### DIRECTIONS
The listing below should be printed exactly, every line of it. Skip the pictures.

### LISTING
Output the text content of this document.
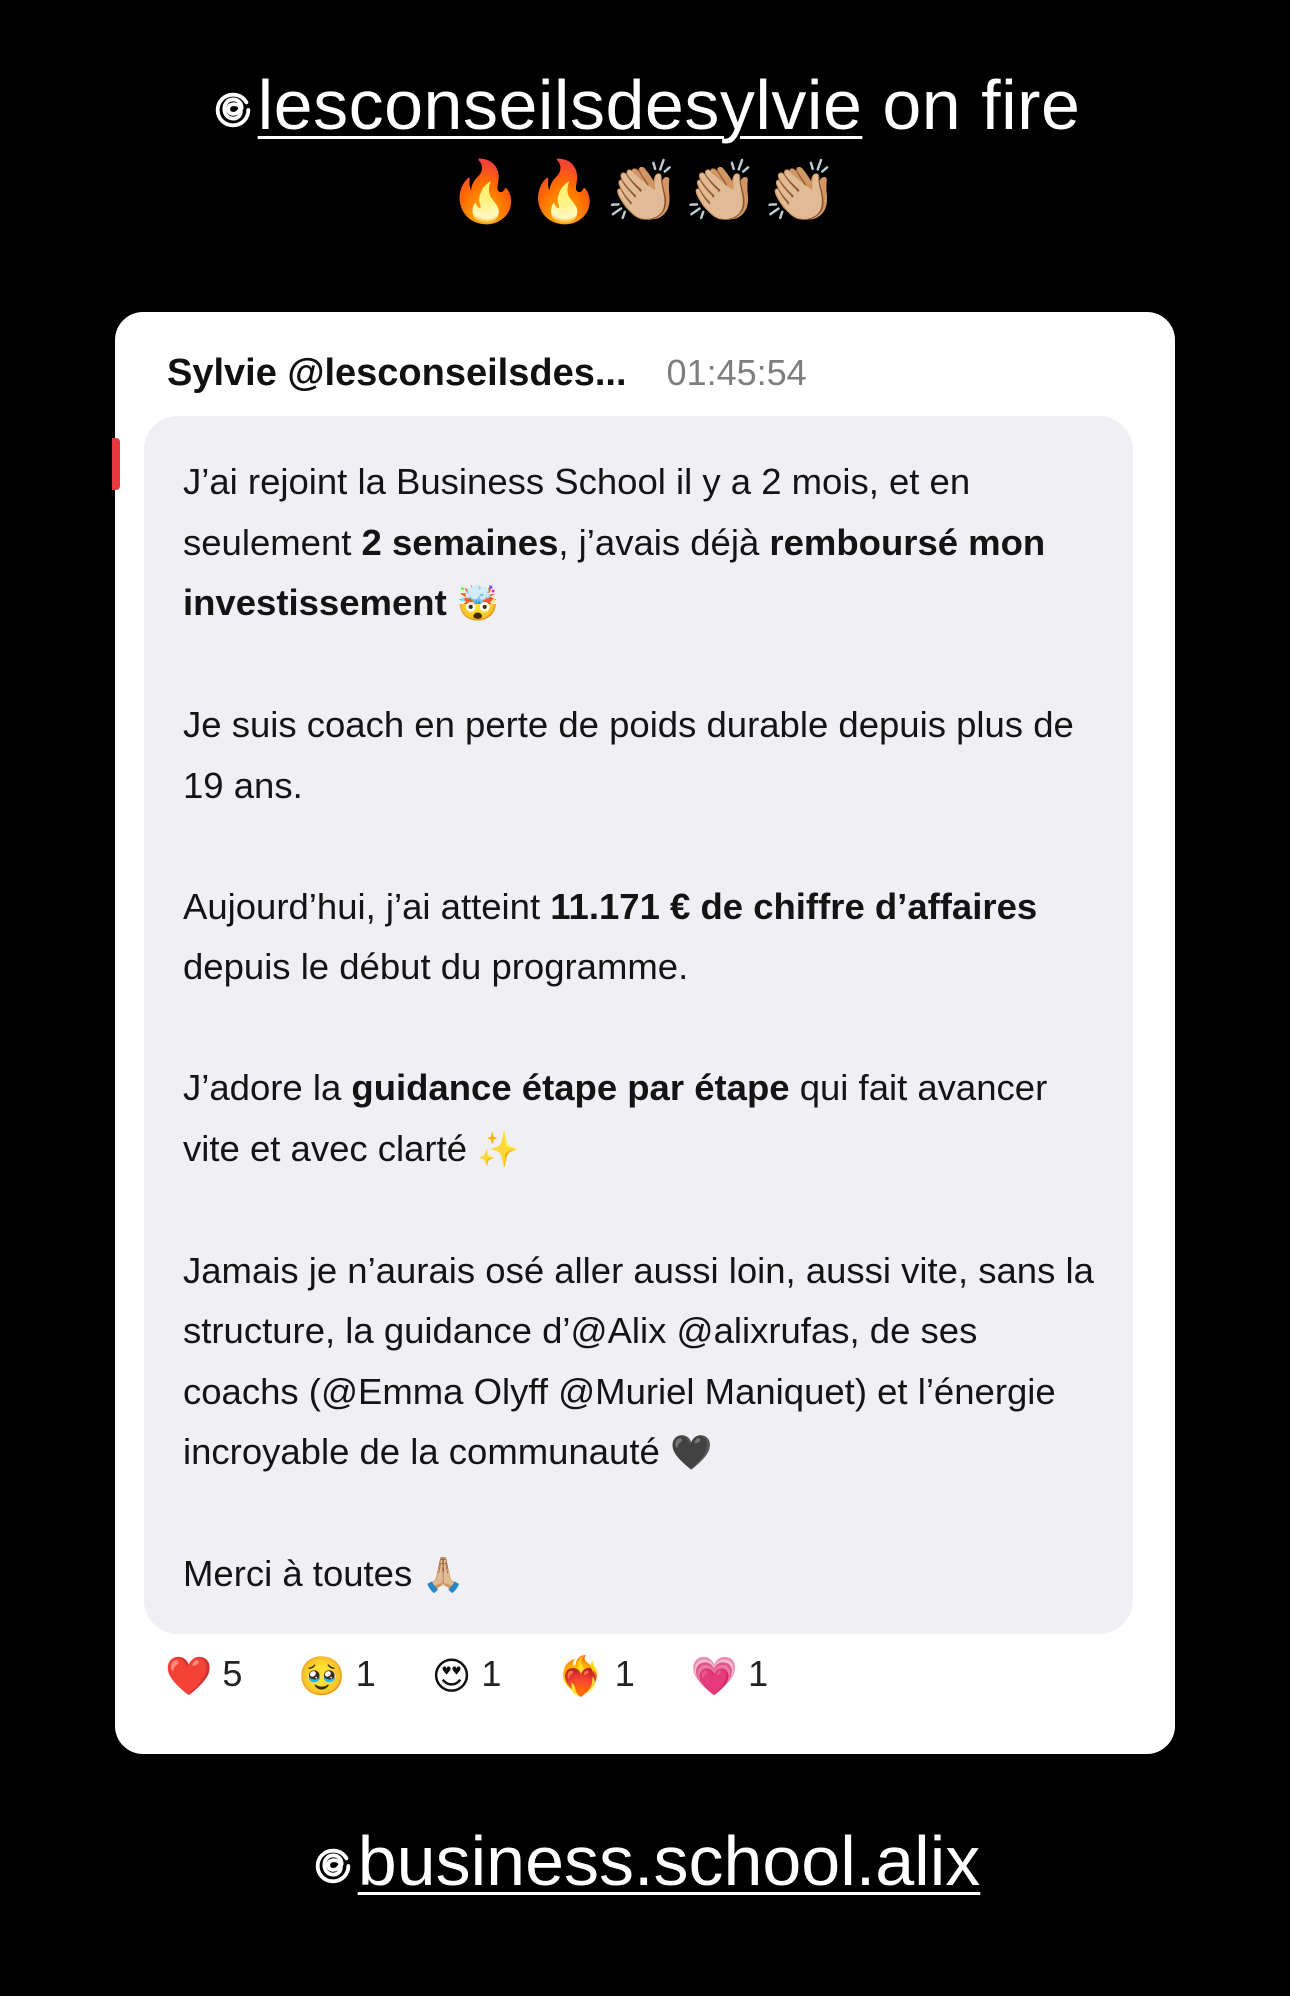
lesconseilsdesylvie on fire
🔥🔥👏🏼👏🏼👏🏼
Sylvie @lesconseilsdes... 01:45:54

J’ai rejoint la Business School il y a 2 mois, et en seulement 2 semaines, j’avais déjà remboursé mon investissement 🤯

Je suis coach en perte de poids durable depuis plus de 19 ans.

Aujourd’hui, j’ai atteint 11.171 € de chiffre d’affaires depuis le début du programme.

J’adore la guidance étape par étape qui fait avancer vite et avec clarté ✨

Jamais je n’aurais osé aller aussi loin, aussi vite, sans la structure, la guidance d’@Alix @alixrufas, de ses coachs (@Emma Olyff @Muriel Maniquet) et l’énergie incroyable de la communauté 🖤

Merci à toutes 🙏🏼

❤️ 5 🥹 1 😍 1 ❤️‍🔥 1 💗 1
business.school.alix
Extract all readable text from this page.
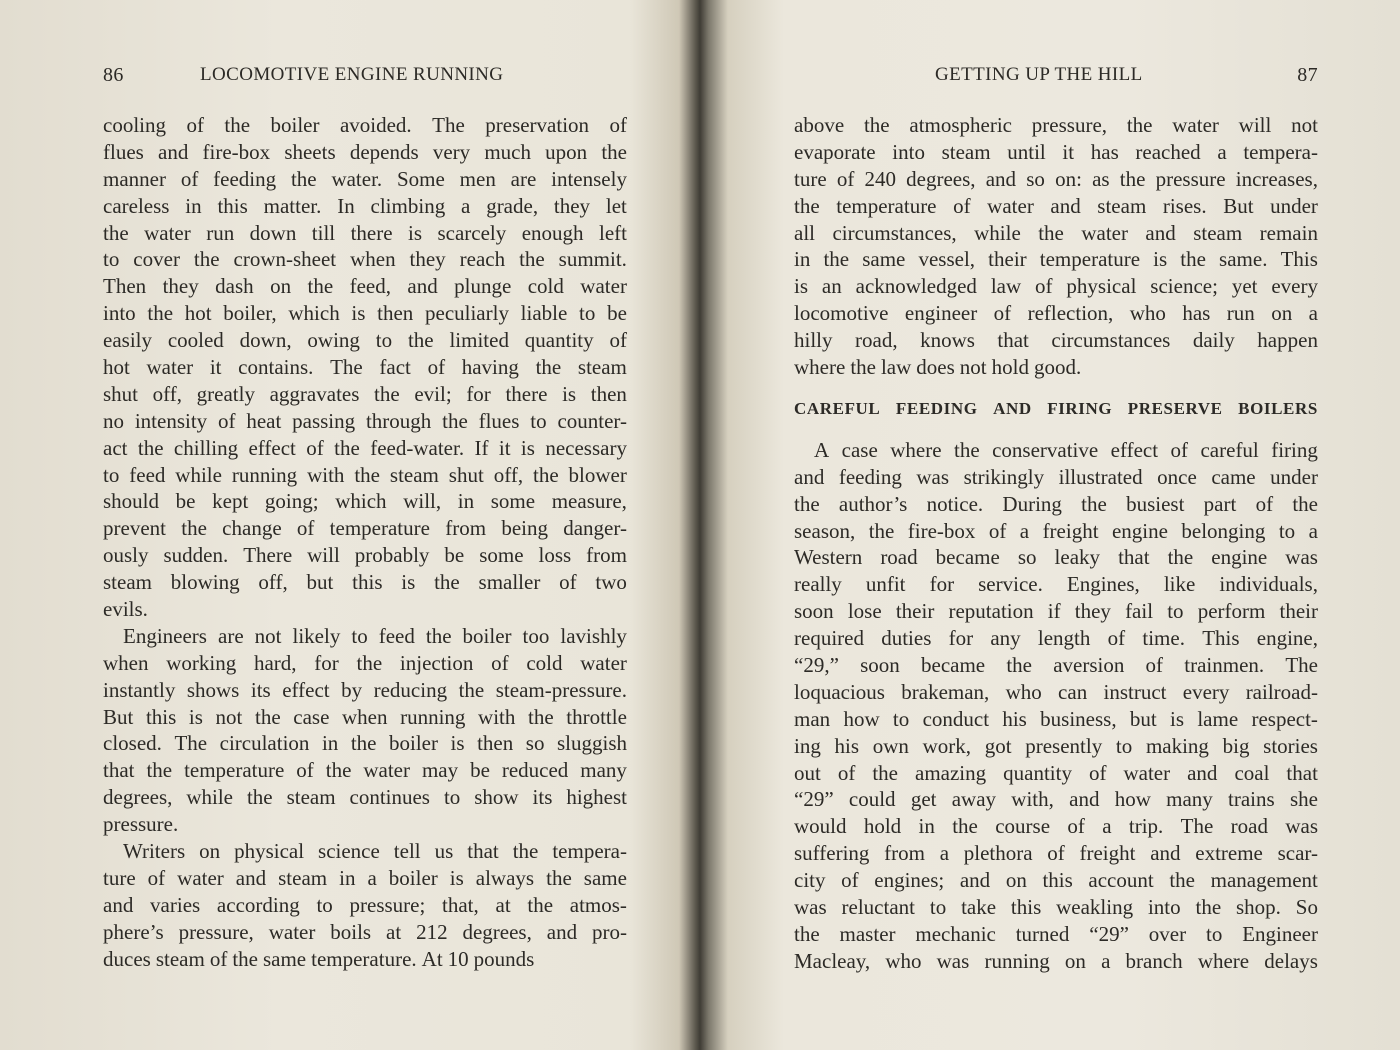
86	LOCOMOTIVE ENGINE RUNNING
cooling of the boiler avoided. The preservation of
flues and fire-box sheets depends very much upon the
manner of feeding the water. Some men are intensely
careless in this matter. In climbing a grade, they let
the water run down till there is scarcely enough left
to cover the crown-sheet when they reach the summit.
Then they dash on the feed, and plunge cold water
into the hot boiler, which is then peculiarly liable to be
easily cooled down, owing to the limited quantity of
hot water it contains. The fact of having the steam
shut off, greatly aggravates the evil; for there is then
no intensity of heat passing through the flues to counter-
act the chilling effect of the feed-water. If it is necessary
to feed while running with the steam shut off, the blower
should be kept going; which will, in some measure,
prevent the change of temperature from being danger-
ously sudden. There will probably be some loss from
steam blowing off, but this is the smaller of two
evils.
Engineers are not likely to feed the boiler too lavishly
when working hard, for the injection of cold water
instantly shows its effect by reducing the steam-pressure.
But this is not the case when running with the throttle
closed. The circulation in the boiler is then so sluggish
that the temperature of the water may be reduced many
degrees, while the steam continues to show its highest
pressure.
Writers on physical science tell us that the tempera-
ture of water and steam in a boiler is always the same
and varies according to pressure; that, at the atmos-
phere’s pressure, water boils at 212 degrees, and pro-
duces steam of the same temperature. At 10 pounds
GETTING UP THE HILL	87
above the atmospheric pressure, the water will not
evaporate into steam until it has reached a tempera-
ture of 240 degrees, and so on: as the pressure increases,
the temperature of water and steam rises. But under
all circumstances, while the water and steam remain
in the same vessel, their temperature is the same. This
is an acknowledged law of physical science; yet every
locomotive engineer of reflection, who has run on a
hilly road, knows that circumstances daily happen
where the law does not hold good.
CAREFUL FEEDING AND FIRING PRESERVE BOILERS
A case where the conservative effect of careful firing
and feeding was strikingly illustrated once came under
the author’s notice. During the busiest part of the
season, the fire-box of a freight engine belonging to a
Western road became so leaky that the engine was
really unfit for service. Engines, like individuals,
soon lose their reputation if they fail to perform their
required duties for any length of time. This engine,
“29,” soon became the aversion of trainmen. The
loquacious brakeman, who can instruct every railroad-
man how to conduct his business, but is lame respect-
ing his own work, got presently to making big stories
out of the amazing quantity of water and coal that
“29” could get away with, and how many trains she
would hold in the course of a trip. The road was
suffering from a plethora of freight and extreme scar-
city of engines; and on this account the management
was reluctant to take this weakling into the shop. So
the master mechanic turned “29” over to Engineer
Macleay, who was running on a branch where delays
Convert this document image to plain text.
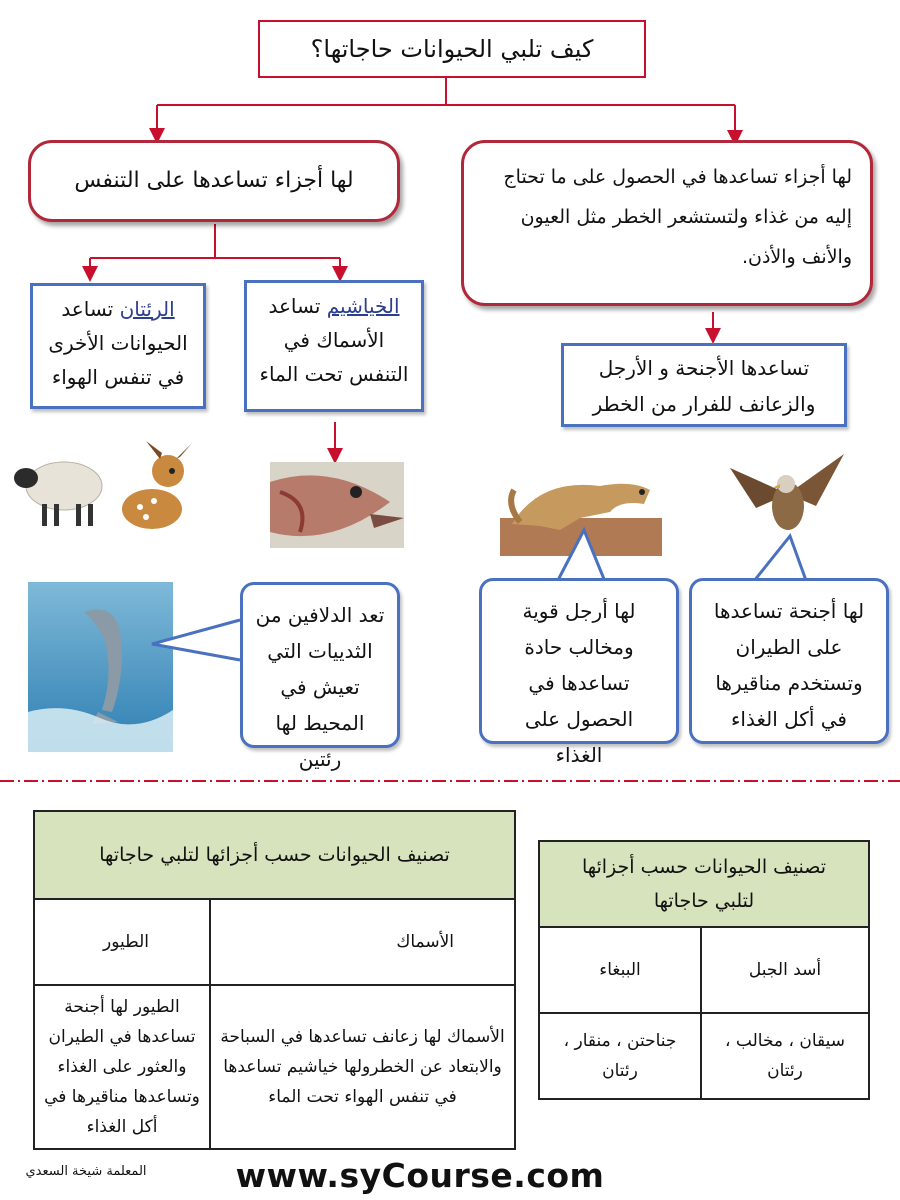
كيف تلبي الحيوانات حاجاتها؟
لها أجزاء تساعدها على التنفس	لها أجزاء تساعدها في الحصول على ما تحتاج إليه من غذاء ولتستشعر الخطر مثل العيون والأنف والأذن.
الرئتان تساعد الحيوانات الأخرى في تنفس الهواء
الخياشيم تساعد الأسماك في التنفس تحت الماء	تساعدها الأجنحة و الأرجل والزعانف للفرار من الخطر
تعد الدلافين من الثدييات التي تعيش في المحيط لها رئتين
لها أرجل قوية ومخالب حادة تساعدها في الحصول على الغذاء
لها أجنحة تساعدها على الطيران وتستخدم مناقيرها في أكل الغذاء
تصنيف الحيوانات حسب أجزائها لتلبي حاجاتها	
الأسماك	الطيور
الأسماك لها زعانف تساعدها في السباحة والابتعاد عن الخطرولها خياشيم تساعدها في تنفس الهواء تحت الماء	الطيور لها أجنحة تساعدها في الطيران والعثور على الغذاء وتساعدها مناقيرها في أكل الغذاء
تصنيف الحيوانات حسب أجزائها لتلبي حاجاتها	
أسد الجبل	الببغاء
سيقان ، مخالب ، رئتان	جناحتن ، منقار ، رئتان
المعلمة شيخة السعدي	www.syCourse.com
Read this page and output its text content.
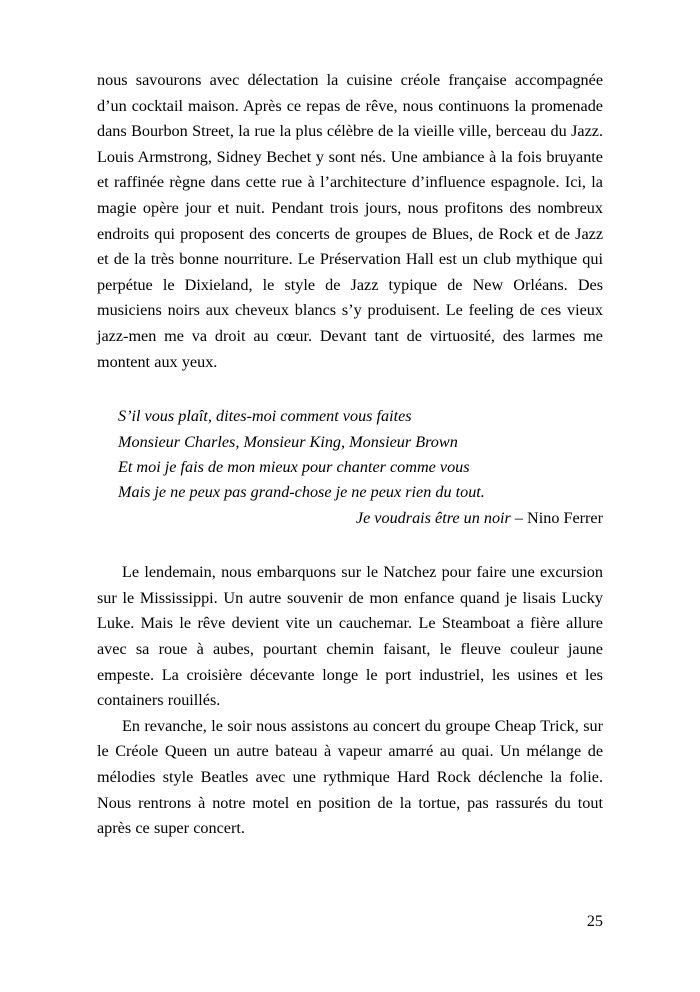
nous savourons avec délectation la cuisine créole française accompagnée d’un cocktail maison. Après ce repas de rêve, nous continuons la promenade dans Bourbon Street, la rue la plus célèbre de la vieille ville, berceau du Jazz. Louis Armstrong, Sidney Bechet y sont nés. Une ambiance à la fois bruyante et raffinée règne dans cette rue à l’architecture d’influence espagnole. Ici, la magie opère jour et nuit. Pendant trois jours, nous profitons des nombreux endroits qui proposent des concerts de groupes de Blues, de Rock et de Jazz et de la très bonne nourriture. Le Préservation Hall est un club mythique qui perpétue le Dixieland, le style de Jazz typique de New Orléans. Des musiciens noirs aux cheveux blancs s’y produisent. Le feeling de ces vieux jazz-men me va droit au cœur. Devant tant de virtuosité, des larmes me montent aux yeux.

S’il vous plaît, dites-moi comment vous faites
Monsieur Charles, Monsieur King, Monsieur Brown
Et moi je fais de mon mieux pour chanter comme vous
Mais je ne peux pas grand-chose je ne peux rien du tout.
Je voudrais être un noir – Nino Ferrer

Le lendemain, nous embarquons sur le Natchez pour faire une excursion sur le Mississippi. Un autre souvenir de mon enfance quand je lisais Lucky Luke. Mais le rêve devient vite un cauchemar. Le Steamboat a fière allure avec sa roue à aubes, pourtant chemin faisant, le fleuve couleur jaune empeste. La croisière décevante longe le port industriel, les usines et les containers rouillés.

En revanche, le soir nous assistons au concert du groupe Cheap Trick, sur le Créole Queen un autre bateau à vapeur amarré au quai. Un mélange de mélodies style Beatles avec une rythmique Hard Rock déclenche la folie. Nous rentrons à notre motel en position de la tortue, pas rassurés du tout après ce super concert.

25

### RESPONSE
Output the text content of this document.
lesconseilsdesylvie on fire
🔥🔥👏🏼👏🏼👏🏼
Sylvie @lesconseilsdes... 01:45:54

J’ai rejoint la Business School il y a 2 mois, et en seulement 2 semaines, j’avais déjà remboursé mon investissement 🤯

Je suis coach en perte de poids durable depuis plus de 19 ans.

Aujourd’hui, j’ai atteint 11.171 € de chiffre d’affaires depuis le début du programme.

J’adore la guidance étape par étape qui fait avancer vite et avec clarté ✨

Jamais je n’aurais osé aller aussi loin, aussi vite, sans la structure, la guidance d’@Alix @alixrufas, de ses coachs (@Emma Olyff @Muriel Maniquet) et l’énergie incroyable de la communauté 🖤

Merci à toutes 🙏🏼

❤️ 5 🥹 1 😍 1 ❤️‍🔥 1 💗 1
business.school.alix
Extract all readable text from this page.
86	LOCOMOTIVE ENGINE RUNNING
cooling of the boiler avoided. The preservation of
flues and fire-box sheets depends very much upon the
manner of feeding the water. Some men are intensely
careless in this matter. In climbing a grade, they let
the water run down till there is scarcely enough left
to cover the crown-sheet when they reach the summit.
Then they dash on the feed, and plunge cold water
into the hot boiler, which is then peculiarly liable to be
easily cooled down, owing to the limited quantity of
hot water it contains. The fact of having the steam
shut off, greatly aggravates the evil; for there is then
no intensity of heat passing through the flues to counter-
act the chilling effect of the feed-water. If it is necessary
to feed while running with the steam shut off, the blower
should be kept going; which will, in some measure,
prevent the change of temperature from being danger-
ously sudden. There will probably be some loss from
steam blowing off, but this is the smaller of two
evils.
Engineers are not likely to feed the boiler too lavishly
when working hard, for the injection of cold water
instantly shows its effect by reducing the steam-pressure.
But this is not the case when running with the throttle
closed. The circulation in the boiler is then so sluggish
that the temperature of the water may be reduced many
degrees, while the steam continues to show its highest
pressure.
Writers on physical science tell us that the tempera-
ture of water and steam in a boiler is always the same
and varies according to pressure; that, at the atmos-
phere’s pressure, water boils at 212 degrees, and pro-
duces steam of the same temperature. At 10 pounds
GETTING UP THE HILL	87
above the atmospheric pressure, the water will not
evaporate into steam until it has reached a tempera-
ture of 240 degrees, and so on: as the pressure increases,
the temperature of water and steam rises. But under
all circumstances, while the water and steam remain
in the same vessel, their temperature is the same. This
is an acknowledged law of physical science; yet every
locomotive engineer of reflection, who has run on a
hilly road, knows that circumstances daily happen
where the law does not hold good.
CAREFUL FEEDING AND FIRING PRESERVE BOILERS
A case where the conservative effect of careful firing
and feeding was strikingly illustrated once came under
the author’s notice. During the busiest part of the
season, the fire-box of a freight engine belonging to a
Western road became so leaky that the engine was
really unfit for service. Engines, like individuals,
soon lose their reputation if they fail to perform their
required duties for any length of time. This engine,
“29,” soon became the aversion of trainmen. The
loquacious brakeman, who can instruct every railroad-
man how to conduct his business, but is lame respect-
ing his own work, got presently to making big stories
out of the amazing quantity of water and coal that
“29” could get away with, and how many trains she
would hold in the course of a trip. The road was
suffering from a plethora of freight and extreme scar-
city of engines; and on this account the management
was reluctant to take this weakling into the shop. So
the master mechanic turned “29” over to Engineer
Macleay, who was running on a branch where delays
Convert this document image to plain text.
كيف تلبي الحيوانات حاجاتها؟
لها أجزاء تساعدها على التنفس	لها أجزاء تساعدها في الحصول على ما تحتاج إليه من غذاء ولتستشعر الخطر مثل العيون والأنف والأذن.
الرئتان تساعد الحيوانات الأخرى في تنفس الهواء
الخياشيم تساعد الأسماك في التنفس تحت الماء	تساعدها الأجنحة و الأرجل والزعانف للفرار من الخطر
تعد الدلافين من الثدييات التي تعيش في المحيط لها رئتين
لها أرجل قوية ومخالب حادة تساعدها في الحصول على الغذاء
لها أجنحة تساعدها على الطيران وتستخدم مناقيرها في أكل الغذاء
تصنيف الحيوانات حسب أجزائها لتلبي حاجاتها	
الأسماك	الطيور
الأسماك لها زعانف تساعدها في السباحة والابتعاد عن الخطرولها خياشيم تساعدها في تنفس الهواء تحت الماء	الطيور لها أجنحة تساعدها في الطيران والعثور على الغذاء وتساعدها مناقيرها في أكل الغذاء
تصنيف الحيوانات حسب أجزائها لتلبي حاجاتها	
أسد الجبل	الببغاء
سيقان ، مخالب ، رئتان	جناحتن ، منقار ، رئتان
المعلمة شيخة السعدي	www.syCourse.com
Read this page and output its text content.
nous savourons avec délectation la cuisine créole française accompagnée d’un cocktail maison. Après ce repas de rêve, nous continuons la promenade dans Bourbon Street, la rue la plus célèbre de la vieille ville, berceau du Jazz. Louis Armstrong, Sidney Bechet y sont nés. Une ambiance à la fois bruyante et raffinée règne dans cette rue à l’architecture d’influence espagnole. Ici, la magie opère jour et nuit. Pendant trois jours, nous profitons des nombreux endroits qui proposent des concerts de groupes de Blues, de Rock et de Jazz et de la très bonne nourriture. Le Préservation Hall est un club mythique qui perpétue le Dixieland, le style de Jazz typique de New Orléans. Des musiciens noirs aux cheveux blancs s’y produisent. Le feeling de ces vieux jazz-men me va droit au cœur. Devant tant de virtuosité, des larmes me montent aux yeux.

S’il vous plaît, dites-moi comment vous faites
Monsieur Charles, Monsieur King, Monsieur Brown
Et moi je fais de mon mieux pour chanter comme vous
Mais je ne peux pas grand-chose je ne peux rien du tout.
Je voudrais être un noir – Nino Ferrer

Le lendemain, nous embarquons sur le Natchez pour faire une excursion sur le Mississippi. Un autre souvenir de mon enfance quand je lisais Lucky Luke. Mais le rêve devient vite un cauchemar. Le Steamboat a fière allure avec sa roue à aubes, pourtant chemin faisant, le fleuve couleur jaune empeste. La croisière décevante longe le port industriel, les usines et les containers rouillés.

En revanche, le soir nous assistons au concert du groupe Cheap Trick, sur le Créole Queen un autre bateau à vapeur amarré au quai. Un mélange de mélodies style Beatles avec une rythmique Hard Rock déclenche la folie. Nous rentrons à notre motel en position de la tortue, pas rassurés du tout après ce super concert.

25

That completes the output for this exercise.